§ GIVEN TASK
Reproduce every record below exactly as it appears.
(begin)
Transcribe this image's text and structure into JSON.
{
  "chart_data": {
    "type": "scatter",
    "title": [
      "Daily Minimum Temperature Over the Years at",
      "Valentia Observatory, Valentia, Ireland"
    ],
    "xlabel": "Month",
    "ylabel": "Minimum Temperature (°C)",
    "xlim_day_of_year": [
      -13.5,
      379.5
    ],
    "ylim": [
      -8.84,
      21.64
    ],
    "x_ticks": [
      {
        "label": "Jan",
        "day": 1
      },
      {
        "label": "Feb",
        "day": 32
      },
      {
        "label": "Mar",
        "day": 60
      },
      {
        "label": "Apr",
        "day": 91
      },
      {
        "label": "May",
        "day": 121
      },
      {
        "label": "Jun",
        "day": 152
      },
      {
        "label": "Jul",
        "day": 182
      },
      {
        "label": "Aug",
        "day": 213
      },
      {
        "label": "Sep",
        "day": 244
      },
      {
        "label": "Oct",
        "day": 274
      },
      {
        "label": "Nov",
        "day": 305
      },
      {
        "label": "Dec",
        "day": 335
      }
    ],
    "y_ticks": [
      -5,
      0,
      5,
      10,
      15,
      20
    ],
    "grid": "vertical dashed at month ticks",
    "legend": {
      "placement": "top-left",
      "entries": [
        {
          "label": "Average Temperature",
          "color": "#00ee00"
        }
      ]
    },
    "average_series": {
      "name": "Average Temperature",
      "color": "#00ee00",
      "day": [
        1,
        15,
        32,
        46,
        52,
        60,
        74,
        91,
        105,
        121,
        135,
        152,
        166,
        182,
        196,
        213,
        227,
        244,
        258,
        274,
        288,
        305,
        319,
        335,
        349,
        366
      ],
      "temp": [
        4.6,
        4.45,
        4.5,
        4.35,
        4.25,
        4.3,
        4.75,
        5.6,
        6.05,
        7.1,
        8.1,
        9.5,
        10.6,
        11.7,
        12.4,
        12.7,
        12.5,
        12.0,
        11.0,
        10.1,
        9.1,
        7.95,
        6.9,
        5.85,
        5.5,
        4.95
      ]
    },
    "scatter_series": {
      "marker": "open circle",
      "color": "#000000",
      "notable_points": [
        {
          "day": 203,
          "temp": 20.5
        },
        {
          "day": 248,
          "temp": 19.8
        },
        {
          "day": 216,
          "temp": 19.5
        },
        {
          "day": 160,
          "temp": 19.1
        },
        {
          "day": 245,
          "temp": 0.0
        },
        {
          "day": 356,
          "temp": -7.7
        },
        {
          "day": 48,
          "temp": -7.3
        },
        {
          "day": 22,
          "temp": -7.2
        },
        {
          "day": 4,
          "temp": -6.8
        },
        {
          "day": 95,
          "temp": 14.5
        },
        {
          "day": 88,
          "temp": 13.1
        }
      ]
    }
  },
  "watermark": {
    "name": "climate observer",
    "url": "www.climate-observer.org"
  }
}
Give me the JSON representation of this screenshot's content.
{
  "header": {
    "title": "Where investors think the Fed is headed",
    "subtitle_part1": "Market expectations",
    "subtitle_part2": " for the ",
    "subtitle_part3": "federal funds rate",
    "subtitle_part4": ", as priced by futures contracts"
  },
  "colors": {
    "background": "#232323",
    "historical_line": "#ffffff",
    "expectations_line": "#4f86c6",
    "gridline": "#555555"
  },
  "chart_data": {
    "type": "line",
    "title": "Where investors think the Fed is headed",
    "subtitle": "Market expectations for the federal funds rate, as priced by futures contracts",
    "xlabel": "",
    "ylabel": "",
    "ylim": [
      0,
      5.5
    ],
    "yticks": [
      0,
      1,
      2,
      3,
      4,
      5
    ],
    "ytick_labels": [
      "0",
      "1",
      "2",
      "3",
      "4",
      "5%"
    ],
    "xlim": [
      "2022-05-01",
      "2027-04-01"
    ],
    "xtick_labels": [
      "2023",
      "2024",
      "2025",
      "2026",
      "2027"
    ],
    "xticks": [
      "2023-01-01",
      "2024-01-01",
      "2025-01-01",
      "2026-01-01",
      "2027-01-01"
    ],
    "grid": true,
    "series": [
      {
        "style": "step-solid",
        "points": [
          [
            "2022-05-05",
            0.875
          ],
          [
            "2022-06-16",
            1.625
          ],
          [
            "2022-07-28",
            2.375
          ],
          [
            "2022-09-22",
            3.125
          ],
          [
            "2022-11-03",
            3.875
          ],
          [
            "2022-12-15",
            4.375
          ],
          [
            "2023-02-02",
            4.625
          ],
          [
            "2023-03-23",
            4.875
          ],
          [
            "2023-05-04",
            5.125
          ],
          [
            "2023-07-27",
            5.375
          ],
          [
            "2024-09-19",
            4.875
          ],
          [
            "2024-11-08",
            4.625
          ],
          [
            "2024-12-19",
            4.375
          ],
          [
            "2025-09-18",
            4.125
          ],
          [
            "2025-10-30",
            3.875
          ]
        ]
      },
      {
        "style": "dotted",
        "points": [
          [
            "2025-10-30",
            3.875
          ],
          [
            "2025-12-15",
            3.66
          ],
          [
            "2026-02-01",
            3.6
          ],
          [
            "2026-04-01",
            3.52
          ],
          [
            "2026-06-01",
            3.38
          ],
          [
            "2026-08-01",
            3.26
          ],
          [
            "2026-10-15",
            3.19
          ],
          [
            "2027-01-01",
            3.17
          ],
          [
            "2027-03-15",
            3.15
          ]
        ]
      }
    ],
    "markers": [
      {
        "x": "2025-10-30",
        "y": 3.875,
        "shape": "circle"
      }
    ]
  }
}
(end)
§ FINAL ANSWER
Transcribe this image's text and structure into JSON.
{
  "chart_data": {
    "type": "scatter",
    "title": [
      "Daily Minimum Temperature Over the Years at",
      "Valentia Observatory, Valentia, Ireland"
    ],
    "xlabel": "Month",
    "ylabel": "Minimum Temperature (°C)",
    "xlim_day_of_year": [
      -13.5,
      379.5
    ],
    "ylim": [
      -8.84,
      21.64
    ],
    "x_ticks": [
      {
        "label": "Jan",
        "day": 1
      },
      {
        "label": "Feb",
        "day": 32
      },
      {
        "label": "Mar",
        "day": 60
      },
      {
        "label": "Apr",
        "day": 91
      },
      {
        "label": "May",
        "day": 121
      },
      {
        "label": "Jun",
        "day": 152
      },
      {
        "label": "Jul",
        "day": 182
      },
      {
        "label": "Aug",
        "day": 213
      },
      {
        "label": "Sep",
        "day": 244
      },
      {
        "label": "Oct",
        "day": 274
      },
      {
        "label": "Nov",
        "day": 305
      },
      {
        "label": "Dec",
        "day": 335
      }
    ],
    "y_ticks": [
      -5,
      0,
      5,
      10,
      15,
      20
    ],
    "grid": "vertical dashed at month ticks",
    "legend": {
      "placement": "top-left",
      "entries": [
        {
          "label": "Average Temperature",
          "color": "#00ee00"
        }
      ]
    },
    "average_series": {
      "name": "Average Temperature",
      "color": "#00ee00",
      "day": [
        1,
        15,
        32,
        46,
        52,
        60,
        74,
        91,
        105,
        121,
        135,
        152,
        166,
        182,
        196,
        213,
        227,
        244,
        258,
        274,
        288,
        305,
        319,
        335,
        349,
        366
      ],
      "temp": [
        4.6,
        4.45,
        4.5,
        4.35,
        4.25,
        4.3,
        4.75,
        5.6,
        6.05,
        7.1,
        8.1,
        9.5,
        10.6,
        11.7,
        12.4,
        12.7,
        12.5,
        12.0,
        11.0,
        10.1,
        9.1,
        7.95,
        6.9,
        5.85,
        5.5,
        4.95
      ]
    },
    "scatter_series": {
      "marker": "open circle",
      "color": "#000000",
      "notable_points": [
        {
          "day": 203,
          "temp": 20.5
        },
        {
          "day": 248,
          "temp": 19.8
        },
        {
          "day": 216,
          "temp": 19.5
        },
        {
          "day": 160,
          "temp": 19.1
        },
        {
          "day": 245,
          "temp": 0.0
        },
        {
          "day": 356,
          "temp": -7.7
        },
        {
          "day": 48,
          "temp": -7.3
        },
        {
          "day": 22,
          "temp": -7.2
        },
        {
          "day": 4,
          "temp": -6.8
        },
        {
          "day": 95,
          "temp": 14.5
        },
        {
          "day": 88,
          "temp": 13.1
        }
      ]
    }
  },
  "watermark": {
    "name": "climate observer",
    "url": "www.climate-observer.org"
  }
}
Give me the JSON representation of this screenshot's content.
{
  "header": {
    "title": "Where investors think the Fed is headed",
    "subtitle_part1": "Market expectations",
    "subtitle_part2": " for the ",
    "subtitle_part3": "federal funds rate",
    "subtitle_part4": ", as priced by futures contracts"
  },
  "colors": {
    "background": "#232323",
    "historical_line": "#ffffff",
    "expectations_line": "#4f86c6",
    "gridline": "#555555"
  },
  "chart_data": {
    "type": "line",
    "title": "Where investors think the Fed is headed",
    "subtitle": "Market expectations for the federal funds rate, as priced by futures contracts",
    "xlabel": "",
    "ylabel": "",
    "ylim": [
      0,
      5.5
    ],
    "yticks": [
      0,
      1,
      2,
      3,
      4,
      5
    ],
    "ytick_labels": [
      "0",
      "1",
      "2",
      "3",
      "4",
      "5%"
    ],
    "xlim": [
      "2022-05-01",
      "2027-04-01"
    ],
    "xtick_labels": [
      "2023",
      "2024",
      "2025",
      "2026",
      "2027"
    ],
    "xticks": [
      "2023-01-01",
      "2024-01-01",
      "2025-01-01",
      "2026-01-01",
      "2027-01-01"
    ],
    "grid": true,
    "series": [
      {
        "style": "step-solid",
        "points": [
          [
            "2022-05-05",
            0.875
          ],
          [
            "2022-06-16",
            1.625
          ],
          [
            "2022-07-28",
            2.375
          ],
          [
            "2022-09-22",
            3.125
          ],
          [
            "2022-11-03",
            3.875
          ],
          [
            "2022-12-15",
            4.375
          ],
          [
            "2023-02-02",
            4.625
          ],
          [
            "2023-03-23",
            4.875
          ],
          [
            "2023-05-04",
            5.125
          ],
          [
            "2023-07-27",
            5.375
          ],
          [
            "2024-09-19",
            4.875
          ],
          [
            "2024-11-08",
            4.625
          ],
          [
            "2024-12-19",
            4.375
          ],
          [
            "2025-09-18",
            4.125
          ],
          [
            "2025-10-30",
            3.875
          ]
        ]
      },
      {
        "style": "dotted",
        "points": [
          [
            "2025-10-30",
            3.875
          ],
          [
            "2025-12-15",
            3.66
          ],
          [
            "2026-02-01",
            3.6
          ],
          [
            "2026-04-01",
            3.52
          ],
          [
            "2026-06-01",
            3.38
          ],
          [
            "2026-08-01",
            3.26
          ],
          [
            "2026-10-15",
            3.19
          ],
          [
            "2027-01-01",
            3.17
          ],
          [
            "2027-03-15",
            3.15
          ]
        ]
      }
    ],
    "markers": [
      {
        "x": "2025-10-30",
        "y": 3.875,
        "shape": "circle"
      }
    ]
  }
}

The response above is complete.